Written problem:
Render everything from the first line of the data down through the line containing "y-tick-label: -100 (380, 193, 407, 207)" as a numbered list, skipping any blank lines.

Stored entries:
——
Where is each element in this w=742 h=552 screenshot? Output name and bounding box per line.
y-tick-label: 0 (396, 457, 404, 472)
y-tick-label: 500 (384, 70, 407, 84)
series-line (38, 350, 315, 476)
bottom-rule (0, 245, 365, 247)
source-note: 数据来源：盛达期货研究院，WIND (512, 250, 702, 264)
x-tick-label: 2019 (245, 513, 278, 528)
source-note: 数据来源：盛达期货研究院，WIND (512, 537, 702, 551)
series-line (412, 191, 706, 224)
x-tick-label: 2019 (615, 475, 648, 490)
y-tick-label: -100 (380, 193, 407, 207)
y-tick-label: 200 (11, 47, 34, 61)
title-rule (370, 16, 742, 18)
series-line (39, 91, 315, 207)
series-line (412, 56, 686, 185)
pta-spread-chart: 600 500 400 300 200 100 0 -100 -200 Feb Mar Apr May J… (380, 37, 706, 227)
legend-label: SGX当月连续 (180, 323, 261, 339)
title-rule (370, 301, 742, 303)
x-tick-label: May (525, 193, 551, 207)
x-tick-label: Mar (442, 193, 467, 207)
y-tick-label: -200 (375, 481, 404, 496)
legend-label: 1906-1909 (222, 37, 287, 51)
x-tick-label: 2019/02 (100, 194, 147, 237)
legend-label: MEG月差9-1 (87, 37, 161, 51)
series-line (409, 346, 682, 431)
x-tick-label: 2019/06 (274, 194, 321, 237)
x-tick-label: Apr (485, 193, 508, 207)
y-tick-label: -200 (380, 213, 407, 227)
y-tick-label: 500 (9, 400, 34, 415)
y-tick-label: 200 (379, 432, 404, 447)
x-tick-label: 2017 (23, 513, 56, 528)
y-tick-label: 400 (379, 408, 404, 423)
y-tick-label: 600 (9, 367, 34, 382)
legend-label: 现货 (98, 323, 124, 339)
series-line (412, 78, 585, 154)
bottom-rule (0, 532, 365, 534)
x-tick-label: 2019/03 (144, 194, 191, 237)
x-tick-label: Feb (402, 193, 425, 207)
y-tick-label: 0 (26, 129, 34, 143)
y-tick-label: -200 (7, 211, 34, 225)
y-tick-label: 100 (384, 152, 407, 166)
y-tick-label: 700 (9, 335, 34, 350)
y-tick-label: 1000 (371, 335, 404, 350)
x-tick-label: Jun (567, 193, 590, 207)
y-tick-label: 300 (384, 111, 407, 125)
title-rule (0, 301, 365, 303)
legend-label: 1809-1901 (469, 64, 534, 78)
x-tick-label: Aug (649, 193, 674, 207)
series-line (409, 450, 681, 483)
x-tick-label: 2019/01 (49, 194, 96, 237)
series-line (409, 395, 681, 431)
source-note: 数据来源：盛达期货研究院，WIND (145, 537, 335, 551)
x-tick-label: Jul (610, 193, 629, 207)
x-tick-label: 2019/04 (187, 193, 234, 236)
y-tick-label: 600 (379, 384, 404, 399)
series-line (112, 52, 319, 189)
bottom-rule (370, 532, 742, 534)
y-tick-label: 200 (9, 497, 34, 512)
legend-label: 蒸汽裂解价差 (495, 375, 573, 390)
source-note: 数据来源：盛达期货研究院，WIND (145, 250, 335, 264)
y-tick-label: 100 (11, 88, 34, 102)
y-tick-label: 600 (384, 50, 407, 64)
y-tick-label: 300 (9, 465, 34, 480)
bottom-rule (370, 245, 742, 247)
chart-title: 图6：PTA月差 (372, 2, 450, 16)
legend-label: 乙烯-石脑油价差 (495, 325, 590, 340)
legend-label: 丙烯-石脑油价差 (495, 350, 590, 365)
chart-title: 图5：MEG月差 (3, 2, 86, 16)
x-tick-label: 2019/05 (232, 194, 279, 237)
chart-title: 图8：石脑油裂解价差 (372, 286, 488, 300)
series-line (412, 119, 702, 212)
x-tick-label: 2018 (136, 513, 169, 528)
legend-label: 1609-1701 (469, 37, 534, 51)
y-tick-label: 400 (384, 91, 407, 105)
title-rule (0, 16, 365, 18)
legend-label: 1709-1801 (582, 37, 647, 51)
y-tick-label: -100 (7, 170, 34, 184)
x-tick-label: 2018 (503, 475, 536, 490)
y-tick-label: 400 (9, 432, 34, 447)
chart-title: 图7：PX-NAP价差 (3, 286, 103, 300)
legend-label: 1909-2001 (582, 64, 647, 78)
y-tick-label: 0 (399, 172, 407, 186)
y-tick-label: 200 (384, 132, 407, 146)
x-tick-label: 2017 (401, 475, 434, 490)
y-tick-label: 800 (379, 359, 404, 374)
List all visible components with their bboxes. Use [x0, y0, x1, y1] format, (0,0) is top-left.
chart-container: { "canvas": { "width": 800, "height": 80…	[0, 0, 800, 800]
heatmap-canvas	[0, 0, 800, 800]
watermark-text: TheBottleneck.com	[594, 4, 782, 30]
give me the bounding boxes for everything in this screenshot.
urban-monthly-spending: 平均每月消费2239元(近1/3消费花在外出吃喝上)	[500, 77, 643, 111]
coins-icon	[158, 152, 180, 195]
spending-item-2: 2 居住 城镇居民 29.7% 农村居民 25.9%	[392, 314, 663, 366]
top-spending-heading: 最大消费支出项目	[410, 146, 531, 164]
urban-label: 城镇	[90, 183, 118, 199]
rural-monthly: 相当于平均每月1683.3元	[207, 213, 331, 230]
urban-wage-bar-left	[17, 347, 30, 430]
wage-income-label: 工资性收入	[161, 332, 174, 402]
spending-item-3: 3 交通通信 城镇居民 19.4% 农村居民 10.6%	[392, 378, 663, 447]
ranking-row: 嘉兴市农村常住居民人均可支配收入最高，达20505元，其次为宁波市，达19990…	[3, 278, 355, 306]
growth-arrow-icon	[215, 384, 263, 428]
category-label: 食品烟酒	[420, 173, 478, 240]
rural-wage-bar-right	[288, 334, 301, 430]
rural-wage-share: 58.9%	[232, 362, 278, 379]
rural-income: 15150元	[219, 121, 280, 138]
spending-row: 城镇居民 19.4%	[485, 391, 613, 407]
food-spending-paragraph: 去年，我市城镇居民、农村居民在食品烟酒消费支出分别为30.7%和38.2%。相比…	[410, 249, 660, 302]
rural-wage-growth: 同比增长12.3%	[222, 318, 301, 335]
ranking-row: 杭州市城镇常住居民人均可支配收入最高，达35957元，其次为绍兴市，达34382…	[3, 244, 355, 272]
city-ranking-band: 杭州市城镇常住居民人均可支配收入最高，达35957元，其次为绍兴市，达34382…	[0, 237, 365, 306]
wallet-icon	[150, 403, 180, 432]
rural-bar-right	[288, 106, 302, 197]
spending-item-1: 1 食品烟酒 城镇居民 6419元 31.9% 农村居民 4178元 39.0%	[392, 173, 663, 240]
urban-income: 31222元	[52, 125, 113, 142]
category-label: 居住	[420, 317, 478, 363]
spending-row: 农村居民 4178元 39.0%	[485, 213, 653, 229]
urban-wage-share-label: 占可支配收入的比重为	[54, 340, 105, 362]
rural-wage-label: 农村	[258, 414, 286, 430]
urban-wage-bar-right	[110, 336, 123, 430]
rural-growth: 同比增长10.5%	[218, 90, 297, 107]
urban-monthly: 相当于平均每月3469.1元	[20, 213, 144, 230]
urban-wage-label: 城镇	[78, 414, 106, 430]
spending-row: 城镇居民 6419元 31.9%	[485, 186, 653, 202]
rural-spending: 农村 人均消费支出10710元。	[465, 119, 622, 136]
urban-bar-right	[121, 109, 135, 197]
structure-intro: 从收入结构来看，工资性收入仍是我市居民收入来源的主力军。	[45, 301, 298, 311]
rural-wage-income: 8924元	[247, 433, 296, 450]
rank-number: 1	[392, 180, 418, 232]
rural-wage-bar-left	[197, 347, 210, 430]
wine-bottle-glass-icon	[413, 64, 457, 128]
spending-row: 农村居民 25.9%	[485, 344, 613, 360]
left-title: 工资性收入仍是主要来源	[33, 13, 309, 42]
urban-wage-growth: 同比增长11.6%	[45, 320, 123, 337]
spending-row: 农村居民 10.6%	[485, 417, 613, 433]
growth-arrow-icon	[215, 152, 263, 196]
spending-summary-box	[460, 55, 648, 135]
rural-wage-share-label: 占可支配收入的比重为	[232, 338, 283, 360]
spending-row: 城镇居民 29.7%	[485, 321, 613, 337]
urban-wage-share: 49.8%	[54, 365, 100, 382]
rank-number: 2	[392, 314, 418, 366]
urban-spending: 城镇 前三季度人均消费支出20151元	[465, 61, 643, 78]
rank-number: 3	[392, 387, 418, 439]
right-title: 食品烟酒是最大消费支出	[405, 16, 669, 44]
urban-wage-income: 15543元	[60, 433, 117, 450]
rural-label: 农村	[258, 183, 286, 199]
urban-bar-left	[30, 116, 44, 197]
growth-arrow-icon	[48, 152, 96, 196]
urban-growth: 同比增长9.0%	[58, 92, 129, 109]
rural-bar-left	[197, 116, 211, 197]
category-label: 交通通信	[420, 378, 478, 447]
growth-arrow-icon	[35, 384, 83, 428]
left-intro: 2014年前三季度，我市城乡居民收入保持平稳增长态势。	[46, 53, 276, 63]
——
Exercise output:
1. Where is each element in this w=742 h=552 screenshot? Output name and bounding box per line.
2. y-tick-label: 0 (396, 457, 404, 472)
3. y-tick-label: 500 (384, 70, 407, 84)
4. series-line (38, 350, 315, 476)
5. bottom-rule (0, 245, 365, 247)
6. source-note: 数据来源：盛达期货研究院，WIND (512, 250, 702, 264)
7. x-tick-label: 2019 (245, 513, 278, 528)
8. source-note: 数据来源：盛达期货研究院，WIND (512, 537, 702, 551)
9. series-line (412, 191, 706, 224)
10. x-tick-label: 2019 (615, 475, 648, 490)
11. y-tick-label: -100 (380, 193, 407, 207)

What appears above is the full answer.